§ Required task
Set down every record once more, exactly as given.
§
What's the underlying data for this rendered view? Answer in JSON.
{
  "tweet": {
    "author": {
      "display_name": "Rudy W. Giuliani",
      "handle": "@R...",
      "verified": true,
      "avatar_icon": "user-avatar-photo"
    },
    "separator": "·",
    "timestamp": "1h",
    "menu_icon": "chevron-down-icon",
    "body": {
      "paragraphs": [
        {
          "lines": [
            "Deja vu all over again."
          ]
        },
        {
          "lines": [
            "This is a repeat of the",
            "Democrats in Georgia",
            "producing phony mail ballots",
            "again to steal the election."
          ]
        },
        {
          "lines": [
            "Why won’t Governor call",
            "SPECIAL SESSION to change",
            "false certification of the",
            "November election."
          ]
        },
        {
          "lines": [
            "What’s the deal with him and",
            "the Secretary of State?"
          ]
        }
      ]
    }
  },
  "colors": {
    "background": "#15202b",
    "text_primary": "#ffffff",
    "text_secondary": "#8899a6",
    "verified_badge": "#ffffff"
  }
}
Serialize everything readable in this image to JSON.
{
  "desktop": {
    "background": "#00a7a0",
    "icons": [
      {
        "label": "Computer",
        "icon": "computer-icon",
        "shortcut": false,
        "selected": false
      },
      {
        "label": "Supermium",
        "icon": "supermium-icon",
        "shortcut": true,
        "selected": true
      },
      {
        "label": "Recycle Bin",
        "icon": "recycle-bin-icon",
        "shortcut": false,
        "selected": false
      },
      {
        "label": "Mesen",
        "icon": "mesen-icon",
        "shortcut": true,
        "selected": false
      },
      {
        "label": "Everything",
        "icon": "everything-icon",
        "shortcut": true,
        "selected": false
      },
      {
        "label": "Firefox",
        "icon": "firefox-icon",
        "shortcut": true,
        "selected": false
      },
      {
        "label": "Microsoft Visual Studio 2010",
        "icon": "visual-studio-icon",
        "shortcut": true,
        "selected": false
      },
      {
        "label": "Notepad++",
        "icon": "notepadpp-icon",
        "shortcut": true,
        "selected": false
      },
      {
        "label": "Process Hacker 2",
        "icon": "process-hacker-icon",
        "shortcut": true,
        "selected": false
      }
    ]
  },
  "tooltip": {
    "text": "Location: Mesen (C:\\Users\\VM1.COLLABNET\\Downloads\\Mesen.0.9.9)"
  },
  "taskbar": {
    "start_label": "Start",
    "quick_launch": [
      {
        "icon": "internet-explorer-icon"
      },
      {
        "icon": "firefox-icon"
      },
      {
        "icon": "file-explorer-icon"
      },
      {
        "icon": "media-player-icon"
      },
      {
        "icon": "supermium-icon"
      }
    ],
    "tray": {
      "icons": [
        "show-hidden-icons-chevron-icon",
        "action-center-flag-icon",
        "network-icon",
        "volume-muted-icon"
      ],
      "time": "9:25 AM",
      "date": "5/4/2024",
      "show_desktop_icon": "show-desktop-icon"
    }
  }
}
§
§ Task response
What's the underlying data for this rendered view? Answer in JSON.
{
  "tweet": {
    "author": {
      "display_name": "Rudy W. Giuliani",
      "handle": "@R...",
      "verified": true,
      "avatar_icon": "user-avatar-photo"
    },
    "separator": "·",
    "timestamp": "1h",
    "menu_icon": "chevron-down-icon",
    "body": {
      "paragraphs": [
        {
          "lines": [
            "Deja vu all over again."
          ]
        },
        {
          "lines": [
            "This is a repeat of the",
            "Democrats in Georgia",
            "producing phony mail ballots",
            "again to steal the election."
          ]
        },
        {
          "lines": [
            "Why won’t Governor call",
            "SPECIAL SESSION to change",
            "false certification of the",
            "November election."
          ]
        },
        {
          "lines": [
            "What’s the deal with him and",
            "the Secretary of State?"
          ]
        }
      ]
    }
  },
  "colors": {
    "background": "#15202b",
    "text_primary": "#ffffff",
    "text_secondary": "#8899a6",
    "verified_badge": "#ffffff"
  }
}
Serialize everything readable in this image to JSON.
{
  "desktop": {
    "background": "#00a7a0",
    "icons": [
      {
        "label": "Computer",
        "icon": "computer-icon",
        "shortcut": false,
        "selected": false
      },
      {
        "label": "Supermium",
        "icon": "supermium-icon",
        "shortcut": true,
        "selected": true
      },
      {
        "label": "Recycle Bin",
        "icon": "recycle-bin-icon",
        "shortcut": false,
        "selected": false
      },
      {
        "label": "Mesen",
        "icon": "mesen-icon",
        "shortcut": true,
        "selected": false
      },
      {
        "label": "Everything",
        "icon": "everything-icon",
        "shortcut": true,
        "selected": false
      },
      {
        "label": "Firefox",
        "icon": "firefox-icon",
        "shortcut": true,
        "selected": false
      },
      {
        "label": "Microsoft Visual Studio 2010",
        "icon": "visual-studio-icon",
        "shortcut": true,
        "selected": false
      },
      {
        "label": "Notepad++",
        "icon": "notepadpp-icon",
        "shortcut": true,
        "selected": false
      },
      {
        "label": "Process Hacker 2",
        "icon": "process-hacker-icon",
        "shortcut": true,
        "selected": false
      }
    ]
  },
  "tooltip": {
    "text": "Location: Mesen (C:\\Users\\VM1.COLLABNET\\Downloads\\Mesen.0.9.9)"
  },
  "taskbar": {
    "start_label": "Start",
    "quick_launch": [
      {
        "icon": "internet-explorer-icon"
      },
      {
        "icon": "firefox-icon"
      },
      {
        "icon": "file-explorer-icon"
      },
      {
        "icon": "media-player-icon"
      },
      {
        "icon": "supermium-icon"
      }
    ],
    "tray": {
      "icons": [
        "show-hidden-icons-chevron-icon",
        "action-center-flag-icon",
        "network-icon",
        "volume-muted-icon"
      ],
      "time": "9:25 AM",
      "date": "5/4/2024",
      "show_desktop_icon": "show-desktop-icon"
    }
  }
}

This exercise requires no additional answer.